• _Extract to read_
______

Data Availability Statement
The original contributions presented in the study are included in the article's Supplementary Material, further inquiries can be directed to the corresponding authors.
Ethics Statement
The studies involving human participants were reviewed and approved by Ethics Commission of the medical faculty of the Ludwig-Maximilians-Universität, Munich, Germany. The patients/participants provided their written informed consent to participate in this study.
Author Contributions
S-AA and JF: conception, design of the study, analysis of the data, drafting the manuscript, and providing funding. GV: acquisition and analysis of the data. MD: conception and design of the study, drafting the manuscript, and providing funding. VK: conception, design of the study, acquisition, analysis of the data, drafting the manuscript, and providing funding. All authors contributed to the article and approved the submitted version.
Funding
This work was partially funded by the German Foundation of Neurology (Deutsche Stiftung Neurologie, DSN), Verein zur Förderung von Wissenschaft und Forschung an der Medizinischen Fakultät der LMU (Association for the Promotion of Science and Research at the LMU Medical Faculty), and the German Federal Ministry of Education and Research (BMBF) via the German Center for Vertigo and Balance Disorders (DSGZ, Grant No. 01 EO 0901).
Conflict of Interest
S-AA was employed by NVIDIA GmbH.
The remaining authors declare that the research was conducted in the absence of any commercial orfinancial relationships that could be construed as a potential conflict of interest.

______

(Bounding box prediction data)
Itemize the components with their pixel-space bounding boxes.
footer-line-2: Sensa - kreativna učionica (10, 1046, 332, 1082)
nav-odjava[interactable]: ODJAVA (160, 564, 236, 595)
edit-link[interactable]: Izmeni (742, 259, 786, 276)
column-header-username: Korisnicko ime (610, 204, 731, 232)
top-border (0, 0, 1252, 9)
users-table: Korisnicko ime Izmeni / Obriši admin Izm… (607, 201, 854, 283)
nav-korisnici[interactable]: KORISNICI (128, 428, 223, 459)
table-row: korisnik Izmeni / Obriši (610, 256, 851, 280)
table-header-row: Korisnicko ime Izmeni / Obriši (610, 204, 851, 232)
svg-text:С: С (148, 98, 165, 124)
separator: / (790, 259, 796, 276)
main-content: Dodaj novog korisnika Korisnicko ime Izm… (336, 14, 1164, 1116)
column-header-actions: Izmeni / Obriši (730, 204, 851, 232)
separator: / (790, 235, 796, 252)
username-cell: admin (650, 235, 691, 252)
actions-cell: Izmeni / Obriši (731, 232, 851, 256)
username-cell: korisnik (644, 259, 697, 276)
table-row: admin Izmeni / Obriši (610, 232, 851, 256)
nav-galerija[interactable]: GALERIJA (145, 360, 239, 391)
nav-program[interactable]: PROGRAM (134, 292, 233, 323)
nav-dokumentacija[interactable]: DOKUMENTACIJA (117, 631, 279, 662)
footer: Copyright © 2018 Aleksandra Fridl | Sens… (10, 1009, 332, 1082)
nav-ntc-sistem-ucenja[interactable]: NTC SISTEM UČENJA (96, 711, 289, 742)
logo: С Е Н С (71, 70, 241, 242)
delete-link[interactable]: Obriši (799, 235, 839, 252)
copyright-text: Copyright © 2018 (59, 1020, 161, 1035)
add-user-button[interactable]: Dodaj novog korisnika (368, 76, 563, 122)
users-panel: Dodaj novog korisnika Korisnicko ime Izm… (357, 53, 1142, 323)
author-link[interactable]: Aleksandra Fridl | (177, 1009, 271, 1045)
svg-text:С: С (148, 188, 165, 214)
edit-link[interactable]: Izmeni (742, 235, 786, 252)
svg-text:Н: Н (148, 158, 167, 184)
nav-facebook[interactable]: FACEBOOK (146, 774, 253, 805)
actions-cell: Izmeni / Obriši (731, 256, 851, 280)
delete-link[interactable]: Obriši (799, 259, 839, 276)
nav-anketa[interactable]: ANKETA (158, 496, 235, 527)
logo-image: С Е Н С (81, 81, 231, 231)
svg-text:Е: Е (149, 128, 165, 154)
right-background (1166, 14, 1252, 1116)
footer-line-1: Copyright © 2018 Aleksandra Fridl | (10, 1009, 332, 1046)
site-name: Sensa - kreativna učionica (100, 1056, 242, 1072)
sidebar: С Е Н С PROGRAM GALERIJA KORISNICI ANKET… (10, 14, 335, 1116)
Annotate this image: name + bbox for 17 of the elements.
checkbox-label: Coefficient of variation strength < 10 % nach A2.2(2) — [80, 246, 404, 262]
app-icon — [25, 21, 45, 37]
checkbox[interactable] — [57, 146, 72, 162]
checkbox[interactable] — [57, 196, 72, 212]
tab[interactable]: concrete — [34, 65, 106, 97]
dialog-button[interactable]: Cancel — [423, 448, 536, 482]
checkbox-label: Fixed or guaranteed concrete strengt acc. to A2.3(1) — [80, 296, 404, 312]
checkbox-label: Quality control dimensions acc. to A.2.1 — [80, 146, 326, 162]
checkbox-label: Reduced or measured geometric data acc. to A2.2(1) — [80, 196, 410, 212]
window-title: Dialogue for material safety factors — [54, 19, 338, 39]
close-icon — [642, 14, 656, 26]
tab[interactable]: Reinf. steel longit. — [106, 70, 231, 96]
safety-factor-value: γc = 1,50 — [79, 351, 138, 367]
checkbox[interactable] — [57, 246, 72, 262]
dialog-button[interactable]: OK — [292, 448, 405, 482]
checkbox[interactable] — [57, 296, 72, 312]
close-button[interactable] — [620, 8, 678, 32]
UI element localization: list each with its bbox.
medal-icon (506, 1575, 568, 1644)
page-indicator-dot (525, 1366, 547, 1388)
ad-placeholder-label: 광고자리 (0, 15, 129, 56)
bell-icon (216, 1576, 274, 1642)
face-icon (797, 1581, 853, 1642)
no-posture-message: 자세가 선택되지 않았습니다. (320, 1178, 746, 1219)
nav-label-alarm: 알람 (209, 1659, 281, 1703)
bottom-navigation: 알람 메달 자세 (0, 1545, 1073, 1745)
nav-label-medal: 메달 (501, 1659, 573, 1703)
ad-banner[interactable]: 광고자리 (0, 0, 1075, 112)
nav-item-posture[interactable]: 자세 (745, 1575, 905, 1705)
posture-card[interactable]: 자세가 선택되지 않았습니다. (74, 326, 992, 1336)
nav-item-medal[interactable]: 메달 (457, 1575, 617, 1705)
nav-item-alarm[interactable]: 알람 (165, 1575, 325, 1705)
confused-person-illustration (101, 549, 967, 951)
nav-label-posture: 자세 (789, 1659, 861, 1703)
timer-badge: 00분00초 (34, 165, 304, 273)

______

• _Problems and tasks_
• 1. List every section heading in the article's closing statements.
• 2. Please output the article's closing statements from "Ethics Statement" up to and including "in this study.", copied word for word.

• _Results of the exercise_
• 1.
Data Availability Statement
Ethics Statement
Author Contributions
Funding
Conflict of Interest

• 2.
Ethics Statement
The studies involving human participants were reviewed and approved by Ethics Commission of the medical faculty of the Ludwig-Maximilians-Universität, Munich, Germany. The patients/participants provided their written informed consent to participate in this study.